[Records from a dataset]

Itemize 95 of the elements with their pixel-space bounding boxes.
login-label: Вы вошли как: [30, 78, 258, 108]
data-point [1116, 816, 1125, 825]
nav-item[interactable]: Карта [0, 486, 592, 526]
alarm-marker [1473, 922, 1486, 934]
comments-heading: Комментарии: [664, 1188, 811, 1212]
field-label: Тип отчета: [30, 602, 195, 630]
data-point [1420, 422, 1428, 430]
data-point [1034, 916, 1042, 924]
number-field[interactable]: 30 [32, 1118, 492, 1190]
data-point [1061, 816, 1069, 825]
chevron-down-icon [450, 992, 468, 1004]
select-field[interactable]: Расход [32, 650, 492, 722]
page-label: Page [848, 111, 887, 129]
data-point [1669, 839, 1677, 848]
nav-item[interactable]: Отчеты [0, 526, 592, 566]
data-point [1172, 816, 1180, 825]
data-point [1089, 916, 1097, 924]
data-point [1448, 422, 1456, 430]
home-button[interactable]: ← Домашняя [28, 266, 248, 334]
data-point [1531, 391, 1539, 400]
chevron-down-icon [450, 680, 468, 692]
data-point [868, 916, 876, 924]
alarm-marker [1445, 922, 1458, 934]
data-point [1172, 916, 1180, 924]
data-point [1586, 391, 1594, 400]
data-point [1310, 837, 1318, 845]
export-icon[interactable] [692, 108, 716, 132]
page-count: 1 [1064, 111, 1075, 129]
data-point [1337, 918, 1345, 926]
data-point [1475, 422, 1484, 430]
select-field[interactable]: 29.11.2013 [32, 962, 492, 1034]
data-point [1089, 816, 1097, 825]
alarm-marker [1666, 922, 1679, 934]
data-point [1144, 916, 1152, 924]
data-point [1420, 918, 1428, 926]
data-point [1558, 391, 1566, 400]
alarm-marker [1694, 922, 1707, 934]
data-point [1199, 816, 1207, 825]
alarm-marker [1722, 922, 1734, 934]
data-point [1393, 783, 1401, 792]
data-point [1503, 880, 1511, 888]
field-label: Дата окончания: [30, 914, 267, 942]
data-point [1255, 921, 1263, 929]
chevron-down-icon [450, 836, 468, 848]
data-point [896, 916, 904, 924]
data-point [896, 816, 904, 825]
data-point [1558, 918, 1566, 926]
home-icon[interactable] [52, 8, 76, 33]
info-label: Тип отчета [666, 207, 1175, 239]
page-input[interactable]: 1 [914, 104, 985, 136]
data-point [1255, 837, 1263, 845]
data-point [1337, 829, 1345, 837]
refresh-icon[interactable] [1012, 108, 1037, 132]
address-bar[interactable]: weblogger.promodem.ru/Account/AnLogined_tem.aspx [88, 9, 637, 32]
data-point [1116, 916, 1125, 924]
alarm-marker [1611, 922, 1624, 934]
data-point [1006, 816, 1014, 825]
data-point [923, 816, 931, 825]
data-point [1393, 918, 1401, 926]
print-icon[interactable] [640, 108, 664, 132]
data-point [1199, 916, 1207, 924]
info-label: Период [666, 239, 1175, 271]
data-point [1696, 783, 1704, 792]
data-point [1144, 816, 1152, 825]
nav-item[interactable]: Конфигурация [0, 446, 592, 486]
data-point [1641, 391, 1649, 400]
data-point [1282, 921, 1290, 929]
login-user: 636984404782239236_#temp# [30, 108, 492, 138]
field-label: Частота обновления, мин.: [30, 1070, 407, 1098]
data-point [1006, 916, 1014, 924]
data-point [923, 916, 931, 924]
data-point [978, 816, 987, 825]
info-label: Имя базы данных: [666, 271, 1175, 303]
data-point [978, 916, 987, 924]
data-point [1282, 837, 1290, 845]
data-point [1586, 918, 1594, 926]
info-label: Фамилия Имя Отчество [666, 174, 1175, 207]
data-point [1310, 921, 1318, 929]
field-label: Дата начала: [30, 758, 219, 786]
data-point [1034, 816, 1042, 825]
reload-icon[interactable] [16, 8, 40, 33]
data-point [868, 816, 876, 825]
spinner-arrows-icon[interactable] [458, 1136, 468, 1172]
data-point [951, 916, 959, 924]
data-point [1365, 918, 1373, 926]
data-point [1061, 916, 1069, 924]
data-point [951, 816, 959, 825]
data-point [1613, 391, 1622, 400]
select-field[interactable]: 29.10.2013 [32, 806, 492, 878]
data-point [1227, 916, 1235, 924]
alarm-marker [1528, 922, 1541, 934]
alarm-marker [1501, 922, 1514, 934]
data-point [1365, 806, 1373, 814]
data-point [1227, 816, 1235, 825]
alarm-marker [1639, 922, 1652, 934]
==
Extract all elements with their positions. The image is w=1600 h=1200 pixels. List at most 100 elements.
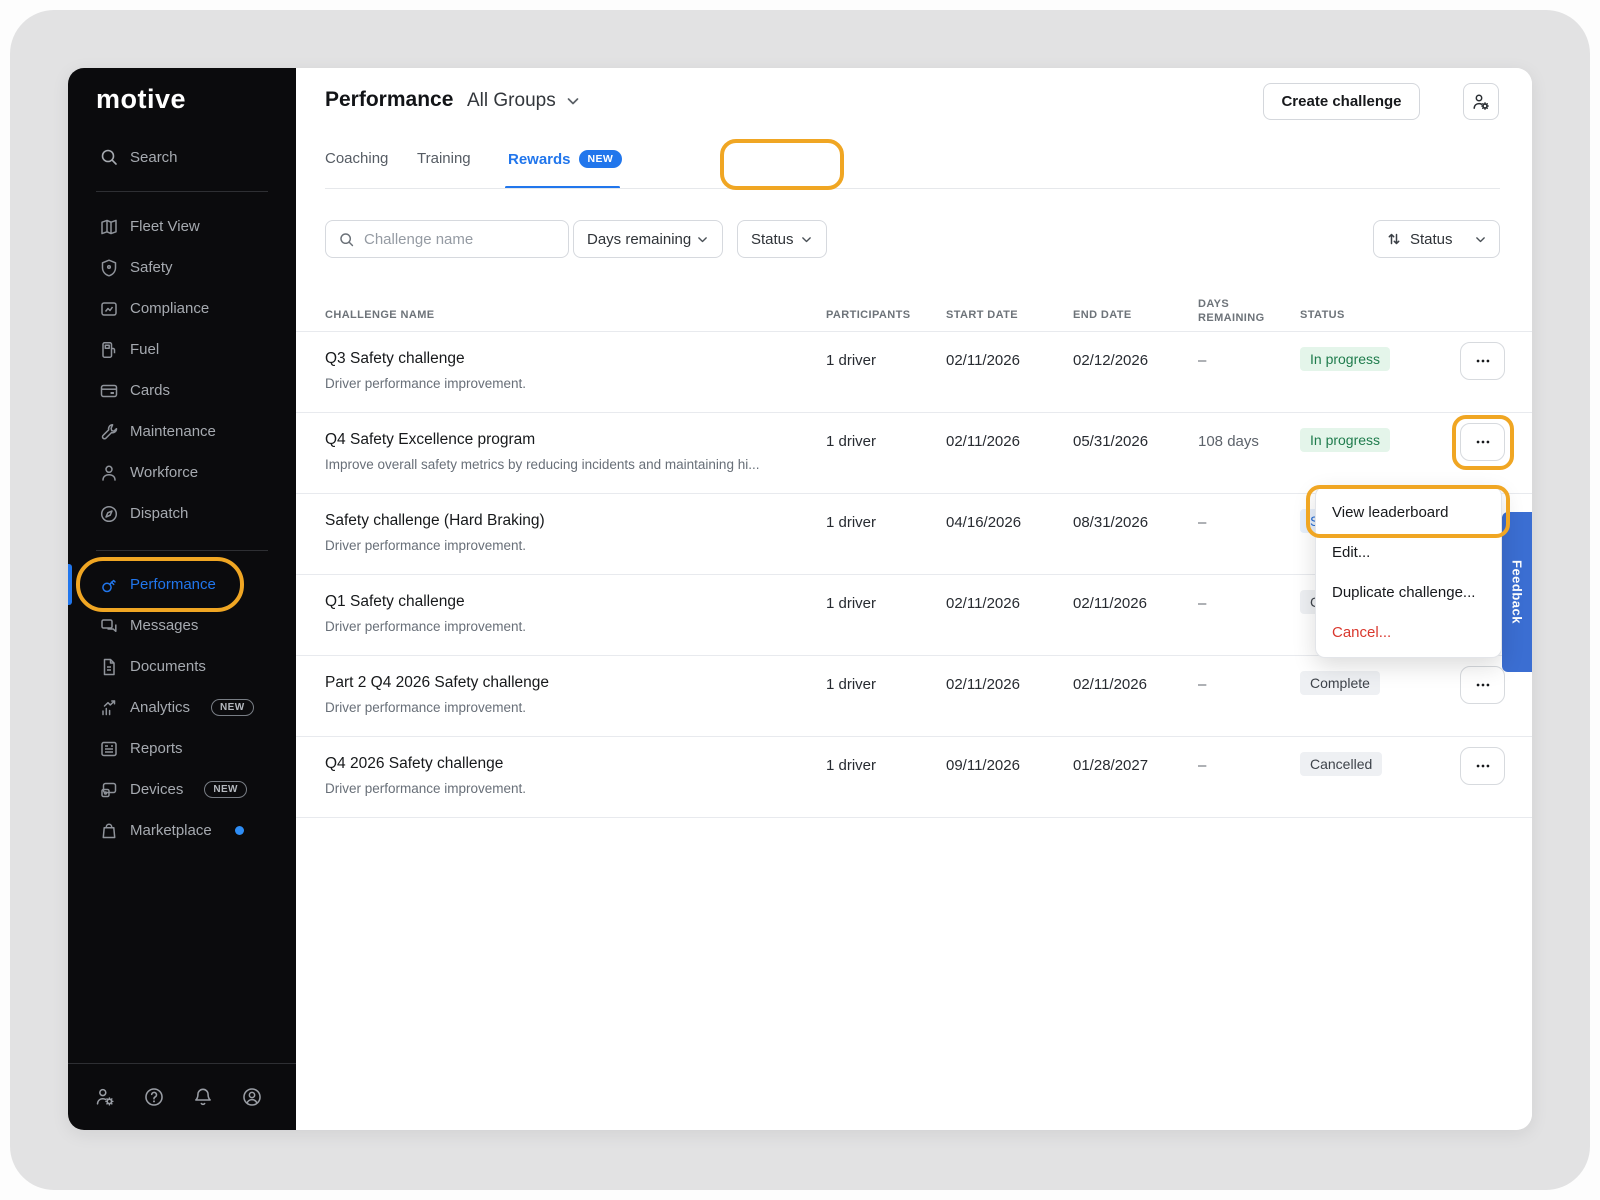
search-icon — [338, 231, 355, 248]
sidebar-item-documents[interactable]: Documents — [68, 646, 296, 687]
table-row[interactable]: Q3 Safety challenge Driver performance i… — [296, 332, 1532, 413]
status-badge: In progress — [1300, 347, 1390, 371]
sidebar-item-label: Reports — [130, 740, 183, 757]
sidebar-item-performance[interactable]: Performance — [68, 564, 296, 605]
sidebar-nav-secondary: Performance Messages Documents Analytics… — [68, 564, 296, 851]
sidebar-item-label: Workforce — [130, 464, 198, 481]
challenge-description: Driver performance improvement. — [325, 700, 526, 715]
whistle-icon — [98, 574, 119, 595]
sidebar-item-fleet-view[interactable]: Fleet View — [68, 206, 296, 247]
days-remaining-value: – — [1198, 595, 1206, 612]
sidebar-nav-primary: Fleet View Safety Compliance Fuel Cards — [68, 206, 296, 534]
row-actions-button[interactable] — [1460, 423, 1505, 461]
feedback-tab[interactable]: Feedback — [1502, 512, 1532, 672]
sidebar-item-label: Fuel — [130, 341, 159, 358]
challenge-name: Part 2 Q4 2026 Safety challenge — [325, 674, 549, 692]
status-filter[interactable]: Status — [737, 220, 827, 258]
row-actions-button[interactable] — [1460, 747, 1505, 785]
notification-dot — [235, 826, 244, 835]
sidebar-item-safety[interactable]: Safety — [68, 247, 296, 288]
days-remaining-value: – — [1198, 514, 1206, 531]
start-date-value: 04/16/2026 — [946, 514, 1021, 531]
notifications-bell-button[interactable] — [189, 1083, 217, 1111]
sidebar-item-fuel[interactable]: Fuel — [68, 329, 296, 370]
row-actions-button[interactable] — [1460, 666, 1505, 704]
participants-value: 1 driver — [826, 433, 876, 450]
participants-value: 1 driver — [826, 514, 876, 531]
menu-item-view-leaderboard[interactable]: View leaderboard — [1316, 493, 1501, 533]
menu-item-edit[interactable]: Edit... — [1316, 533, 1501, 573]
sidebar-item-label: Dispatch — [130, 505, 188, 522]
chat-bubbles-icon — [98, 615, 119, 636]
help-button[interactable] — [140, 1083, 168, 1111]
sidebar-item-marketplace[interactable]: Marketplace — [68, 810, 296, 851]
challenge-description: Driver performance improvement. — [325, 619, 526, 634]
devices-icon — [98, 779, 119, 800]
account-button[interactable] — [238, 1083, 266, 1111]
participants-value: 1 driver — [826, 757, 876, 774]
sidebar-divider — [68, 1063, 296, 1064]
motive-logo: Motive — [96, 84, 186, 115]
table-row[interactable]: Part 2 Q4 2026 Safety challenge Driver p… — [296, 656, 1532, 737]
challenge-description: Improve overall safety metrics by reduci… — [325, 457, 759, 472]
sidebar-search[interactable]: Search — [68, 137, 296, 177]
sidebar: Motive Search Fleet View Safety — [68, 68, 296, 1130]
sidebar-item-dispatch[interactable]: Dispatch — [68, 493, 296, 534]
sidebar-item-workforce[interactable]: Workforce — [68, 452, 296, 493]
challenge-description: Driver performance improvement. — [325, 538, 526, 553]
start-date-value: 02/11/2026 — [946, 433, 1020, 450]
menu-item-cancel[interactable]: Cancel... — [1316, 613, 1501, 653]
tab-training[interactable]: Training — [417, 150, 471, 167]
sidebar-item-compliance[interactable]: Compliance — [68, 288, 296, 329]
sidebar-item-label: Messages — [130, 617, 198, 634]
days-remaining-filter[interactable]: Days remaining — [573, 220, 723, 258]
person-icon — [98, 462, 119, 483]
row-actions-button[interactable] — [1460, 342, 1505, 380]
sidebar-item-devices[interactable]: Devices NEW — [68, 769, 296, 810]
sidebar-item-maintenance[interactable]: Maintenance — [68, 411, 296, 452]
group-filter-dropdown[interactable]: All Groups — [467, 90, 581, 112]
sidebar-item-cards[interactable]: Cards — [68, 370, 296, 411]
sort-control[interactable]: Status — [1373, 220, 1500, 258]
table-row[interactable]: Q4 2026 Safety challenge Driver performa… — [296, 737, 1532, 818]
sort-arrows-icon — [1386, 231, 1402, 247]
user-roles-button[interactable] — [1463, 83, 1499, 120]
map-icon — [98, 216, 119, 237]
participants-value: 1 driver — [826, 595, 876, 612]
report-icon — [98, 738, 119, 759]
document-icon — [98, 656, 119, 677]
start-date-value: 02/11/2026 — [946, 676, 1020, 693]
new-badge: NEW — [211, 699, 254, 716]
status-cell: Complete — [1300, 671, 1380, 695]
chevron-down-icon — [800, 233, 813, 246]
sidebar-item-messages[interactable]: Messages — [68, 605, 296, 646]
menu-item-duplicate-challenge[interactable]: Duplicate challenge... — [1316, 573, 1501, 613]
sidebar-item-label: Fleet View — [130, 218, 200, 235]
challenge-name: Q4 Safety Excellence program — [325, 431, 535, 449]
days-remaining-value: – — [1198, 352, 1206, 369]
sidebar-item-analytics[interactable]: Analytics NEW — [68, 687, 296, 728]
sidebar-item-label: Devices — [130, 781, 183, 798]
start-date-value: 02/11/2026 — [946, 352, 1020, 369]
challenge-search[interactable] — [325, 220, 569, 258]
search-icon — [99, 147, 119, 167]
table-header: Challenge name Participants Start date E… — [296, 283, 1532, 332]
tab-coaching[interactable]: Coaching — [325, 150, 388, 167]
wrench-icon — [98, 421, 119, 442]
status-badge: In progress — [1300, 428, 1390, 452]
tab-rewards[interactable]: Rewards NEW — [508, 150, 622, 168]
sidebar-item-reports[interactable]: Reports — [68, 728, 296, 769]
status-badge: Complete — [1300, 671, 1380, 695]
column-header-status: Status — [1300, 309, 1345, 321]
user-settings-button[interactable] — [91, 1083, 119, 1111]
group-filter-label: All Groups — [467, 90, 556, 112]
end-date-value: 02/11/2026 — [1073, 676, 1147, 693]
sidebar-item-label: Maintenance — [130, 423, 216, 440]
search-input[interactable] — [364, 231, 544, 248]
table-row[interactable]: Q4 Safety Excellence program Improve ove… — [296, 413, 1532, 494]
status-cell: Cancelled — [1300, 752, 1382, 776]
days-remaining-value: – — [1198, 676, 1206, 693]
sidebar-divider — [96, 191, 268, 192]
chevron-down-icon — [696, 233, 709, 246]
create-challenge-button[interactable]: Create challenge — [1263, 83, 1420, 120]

**Request**
Retype the items word for word, starting at the line that contains "search-icon — [338, 231, 355, 248]" and ending at the line that contains "status-badge: In progress — [1300, 347, 1390, 371]".

**Completed task**
search-icon — [338, 231, 355, 248]
sidebar-item-documents[interactable]: Documents — [68, 646, 296, 687]
table-row[interactable]: Q3 Safety challenge Driver performance i… — [296, 332, 1532, 413]
status-badge: In progress — [1300, 347, 1390, 371]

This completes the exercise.